Copy every line of the items below character for character, omitting the pictures.

Image element box records:
::::

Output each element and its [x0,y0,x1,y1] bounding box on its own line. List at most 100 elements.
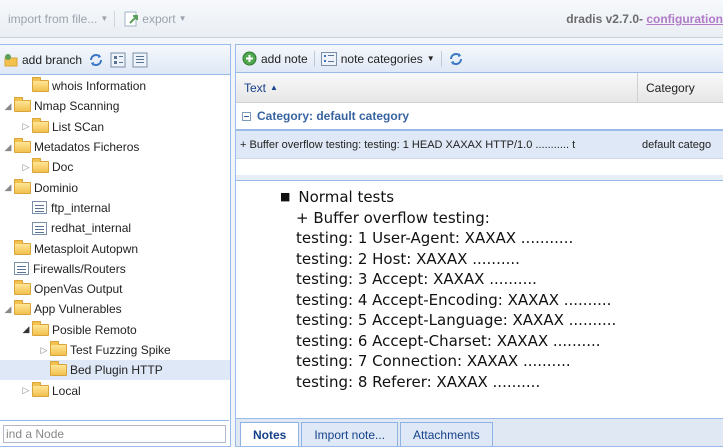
sort-ascending-icon: ▲ [270,83,278,92]
tree-node-label: Local [52,383,81,398]
note-preview: Normal tests + Buffer overflow testing: … [236,181,723,406]
tree-node-label: Metasploit Autopwn [34,241,139,256]
collapsed-arrow-icon[interactable]: ▷ [20,121,32,132]
text-column-label: Text [244,80,267,95]
chevron-down-icon: ▼ [426,54,435,63]
preview-line: testing: 3 Accept: XAXAX .......... [296,270,537,288]
folder-icon [14,97,31,113]
collapse-all-icon[interactable] [132,52,148,68]
folder-icon [32,320,49,336]
export-label: export [142,11,176,26]
tree-node[interactable]: Firewalls/Routers [0,259,230,279]
preview-subheading: + Buffer overflow testing: [296,208,490,227]
tree-node[interactable]: Bed Plugin HTTP [0,360,230,381]
preview-line: testing: 2 Host: XAXAX .......... [296,249,520,268]
folder-icon [14,300,31,316]
folder-icon [32,158,49,174]
expanded-arrow-icon[interactable]: ◢ [2,182,14,193]
export-menu-button[interactable]: export ▼ [123,8,187,30]
tree-node[interactable]: ◢ Dominio [0,177,230,197]
notes-panel: add note note categories ▼ Text ▲ Catego… [235,44,723,447]
tree-node[interactable]: OpenVas Output [0,279,230,299]
tree-node[interactable]: whois Information [0,76,230,96]
preview-line: testing: 6 Accept-Charset: XAXAX .......… [296,331,601,350]
tree-node-label: Posible Remoto [52,322,137,337]
folder-icon [14,280,31,296]
tree-node-label: whois Information [52,79,147,94]
expand-all-icon[interactable] [110,52,126,68]
preview-line: testing: 1 User-Agent: XAXAX ........... [296,229,574,247]
collapse-icon[interactable] [242,111,251,121]
tab-notes[interactable]: Notes [240,422,300,446]
tree-node[interactable]: ◢ Nmap Scanning [0,96,230,116]
folder-icon [14,138,31,154]
tab-import-note[interactable]: Import note... [301,422,399,446]
preview-line: testing: 4 Accept-Encoding: XAXAX ......… [296,290,612,309]
table-row[interactable]: + Buffer overflow testing: testing: 1 HE… [236,131,723,159]
chevron-down-icon: ▼ [178,14,187,23]
chevron-down-icon: ▼ [100,14,109,23]
preview-line: testing: 8 Referer: XAXAX .......... [296,372,541,391]
category-column-header[interactable]: Category [638,73,723,102]
note-icon [32,221,47,235]
note-icon [32,201,47,215]
refresh-icon[interactable] [448,51,464,67]
note-categories-button[interactable]: note categories ▼ [320,51,435,66]
note-text-cell: + Buffer overflow testing: testing: 1 HE… [240,138,576,151]
category-column-label: Category [646,80,695,95]
notes-tabbar: Notes Import note... Attachments [236,418,723,446]
add-branch-label: add branch [22,52,83,67]
import-label: import from file... [8,11,98,26]
note-categories-label: note categories [340,51,423,66]
tree-node[interactable]: ftp_internal [0,198,230,218]
find-node-input[interactable] [3,425,226,443]
tree-toolbar: add branch [0,45,230,75]
collapsed-arrow-icon[interactable]: ▷ [20,385,32,396]
tab-attachments[interactable]: Attachments [400,422,493,446]
add-branch-button[interactable]: add branch [4,53,82,67]
collapsed-arrow-icon[interactable]: ▷ [38,345,50,356]
import-menu-button[interactable]: import from file... ▼ [8,8,108,30]
brand-version: dradis v2.7.0- [566,12,647,26]
refresh-icon[interactable] [88,52,104,68]
collapsed-arrow-icon[interactable]: ▷ [20,162,32,173]
add-icon [242,51,257,66]
folder-icon [50,361,67,377]
folder-icon [14,239,31,255]
tree-node[interactable]: ▷ Doc [0,157,230,177]
expanded-arrow-icon[interactable]: ◢ [2,101,14,112]
export-icon [124,11,139,26]
preview-line: testing: 5 Accept-Language: XAXAX ......… [296,311,617,329]
category-group-header[interactable]: Category: default category [236,103,723,131]
top-toolbar: import from file... ▼ export ▼ dradis v2… [0,0,723,38]
toolbar-separator [114,10,116,27]
tree-node-label: Dominio [34,180,79,195]
tree-node[interactable]: ◢ Posible Remoto [0,320,230,340]
expanded-arrow-icon[interactable]: ◢ [2,304,14,315]
tree-node-label: Firewalls/Routers [33,261,126,276]
folder-icon [14,178,31,194]
tree-node-label: App Vulnerables [34,302,122,317]
tree-node-label: OpenVas Output [34,282,123,297]
group-label: Category: default category [257,109,410,123]
tree-node[interactable]: ▷ Test Fuzzing Spike [0,340,230,360]
folder-icon [32,77,49,93]
tree-node[interactable]: ◢ Metadatos Ficheros [0,137,230,157]
tree-node-label: redhat_internal [51,221,132,236]
toolbar-separator [313,50,315,67]
note-icon [14,262,29,276]
tree-node[interactable]: ▷ Local [0,380,230,400]
tree-node-label: Test Fuzzing Spike [70,343,171,357]
add-branch-icon [4,53,18,66]
tree-node[interactable]: ▷ List SCan [0,117,230,137]
tree-search [0,420,229,446]
tree-node[interactable]: redhat_internal [0,218,230,238]
add-note-label: add note [261,51,308,66]
tree-node[interactable]: ◢ App Vulnerables [0,299,230,319]
add-note-button[interactable]: add note [242,51,308,66]
expanded-arrow-icon[interactable]: ◢ [20,324,32,335]
expanded-arrow-icon[interactable]: ◢ [2,142,14,153]
tree-node[interactable]: Metasploit Autopwn [0,238,230,258]
text-column-header[interactable]: Text ▲ [236,73,638,102]
configuration-link[interactable]: configuration [646,12,723,26]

::::

EXERCISE RESPONSE:
Output each element and its [x0,y0,x1,y1] bounding box on its own line. List at most 100 elements.
sort-ascending-icon: ▲ [270,83,278,92]
tree-node-label: Local [52,383,81,398]
note-preview: Normal tests + Buffer overflow testing: … [236,181,723,406]
tree-node-label: Metasploit Autopwn [34,241,139,256]
collapsed-arrow-icon[interactable]: ▷ [20,121,32,132]
text-column-label: Text [244,80,267,95]
chevron-down-icon: ▼ [426,54,435,63]
preview-line: testing: 3 Accept: XAXAX .......... [296,270,537,288]
folder-icon [14,97,31,113]
collapse-all-icon[interactable] [132,52,148,68]
folder-icon [32,320,49,336]
export-label: export [142,11,176,26]
tree-node[interactable]: Firewalls/Routers [0,259,230,279]
preview-subheading: + Buffer overflow testing: [296,208,490,227]
tree-node[interactable]: Bed Plugin HTTP [0,360,230,381]
preview-line: testing: 2 Host: XAXAX .......... [296,249,520,268]
folder-icon [14,300,31,316]
folder-icon [32,158,49,174]
expanded-arrow-icon[interactable]: ◢ [2,182,14,193]
export-menu-button[interactable]: export ▼ [123,8,187,30]
tree-node[interactable]: ◢ Dominio [0,177,230,197]
notes-panel: add note note categories ▼ Text ▲ Catego… [235,44,723,447]
tree-node[interactable]: OpenVas Output [0,279,230,299]
tree-node[interactable]: whois Information [0,76,230,96]
preview-line: testing: 6 Accept-Charset: XAXAX .......… [296,331,601,350]
tree-node-label: Posible Remoto [52,322,137,337]
folder-icon [14,280,31,296]
tree-node-label: whois Information [52,79,147,94]
expand-all-icon[interactable] [110,52,126,68]
preview-line: testing: 1 User-Agent: XAXAX ........... [296,229,574,247]
collapse-icon[interactable] [242,111,251,121]
tab-notes[interactable]: Notes [240,422,300,446]
tree-node[interactable]: ◢ Nmap Scanning [0,96,230,116]
folder-icon [14,138,31,154]
tab-import-note[interactable]: Import note... [301,422,399,446]
preview-line: testing: 4 Accept-Encoding: XAXAX ......… [296,290,612,309]
table-row[interactable]: + Buffer overflow testing: testing: 1 HE… [236,131,723,159]
chevron-down-icon: ▼ [178,14,187,23]
chevron-down-icon: ▼ [100,14,109,23]
preview-line: testing: 8 Referer: XAXAX .......... [296,372,541,391]
category-column-header[interactable]: Category [638,73,723,102]
note-icon [32,221,47,235]
note-icon [32,201,47,215]
refresh-icon[interactable] [448,51,464,67]
note-categories-button[interactable]: note categories ▼ [320,51,435,66]
note-text-cell: + Buffer overflow testing: testing: 1 HE… [240,138,576,151]
category-column-label: Category [646,80,695,95]
notes-tabbar: Notes Import note... Attachments [236,418,723,446]
add-branch-label: add branch [22,52,83,67]
import-label: import from file... [8,11,98,26]
note-categories-label: note categories [340,51,423,66]
tree-node[interactable]: ftp_internal [0,198,230,218]
find-node-input[interactable] [3,425,226,443]
tree-toolbar: add branch [0,45,230,75]
collapsed-arrow-icon[interactable]: ▷ [20,385,32,396]
tab-attachments[interactable]: Attachments [400,422,493,446]
add-branch-button[interactable]: add branch [4,53,82,67]
collapsed-arrow-icon[interactable]: ▷ [38,345,50,356]
import-menu-button[interactable]: import from file... ▼ [8,8,108,30]
brand-version: dradis v2.7.0- [566,12,647,26]
refresh-icon[interactable] [88,52,104,68]
collapsed-arrow-icon[interactable]: ▷ [20,162,32,173]
add-icon [242,51,257,66]
folder-icon [50,361,67,377]
folder-icon [14,239,31,255]
tree-node[interactable]: ▷ Doc [0,157,230,177]
expanded-arrow-icon[interactable]: ◢ [2,101,14,112]
export-icon [124,11,139,26]
preview-line: testing: 5 Accept-Language: XAXAX ......… [296,311,617,329]
category-group-header[interactable]: Category: default category [236,103,723,131]
top-toolbar: import from file... ▼ export ▼ dradis v2… [0,0,723,38]
toolbar-separator [114,10,116,27]
tree-node-label: Dominio [34,180,79,195]
tree-node[interactable]: ◢ Posible Remoto [0,320,230,340]
expanded-arrow-icon[interactable]: ◢ [2,304,14,315]
tree-node-label: Firewalls/Routers [33,261,126,276]
folder-icon [14,178,31,194]
tree-node-label: App Vulnerables [34,302,122,317]
tree-node-label: OpenVas Output [34,282,123,297]
group-label: Category: default category [257,109,410,123]
tree-node[interactable]: ▷ Test Fuzzing Spike [0,340,230,360]
folder-icon [32,77,49,93]
tree-node[interactable]: ◢ Metadatos Ficheros [0,137,230,157]
tree-node-label: redhat_internal [51,221,132,236]
toolbar-separator [313,50,315,67]
note-icon [14,262,29,276]
tree-node[interactable]: ▷ Local [0,380,230,400]
tree-node-label: Test Fuzzing Spike [70,343,171,357]
add-branch-icon [4,53,18,66]
tree-node[interactable]: ▷ List SCan [0,117,230,137]
tree-search [0,420,229,446]
tree-node[interactable]: redhat_internal [0,218,230,238]
add-note-label: add note [261,51,308,66]
tree-node[interactable]: ◢ App Vulnerables [0,299,230,319]
add-note-button[interactable]: add note [242,51,308,66]
expanded-arrow-icon[interactable]: ◢ [20,324,32,335]
expanded-arrow-icon[interactable]: ◢ [2,142,14,153]
tree-node[interactable]: Metasploit Autopwn [0,238,230,258]
text-column-header[interactable]: Text ▲ [236,73,638,102]
configuration-link[interactable]: configuration [646,12,723,26]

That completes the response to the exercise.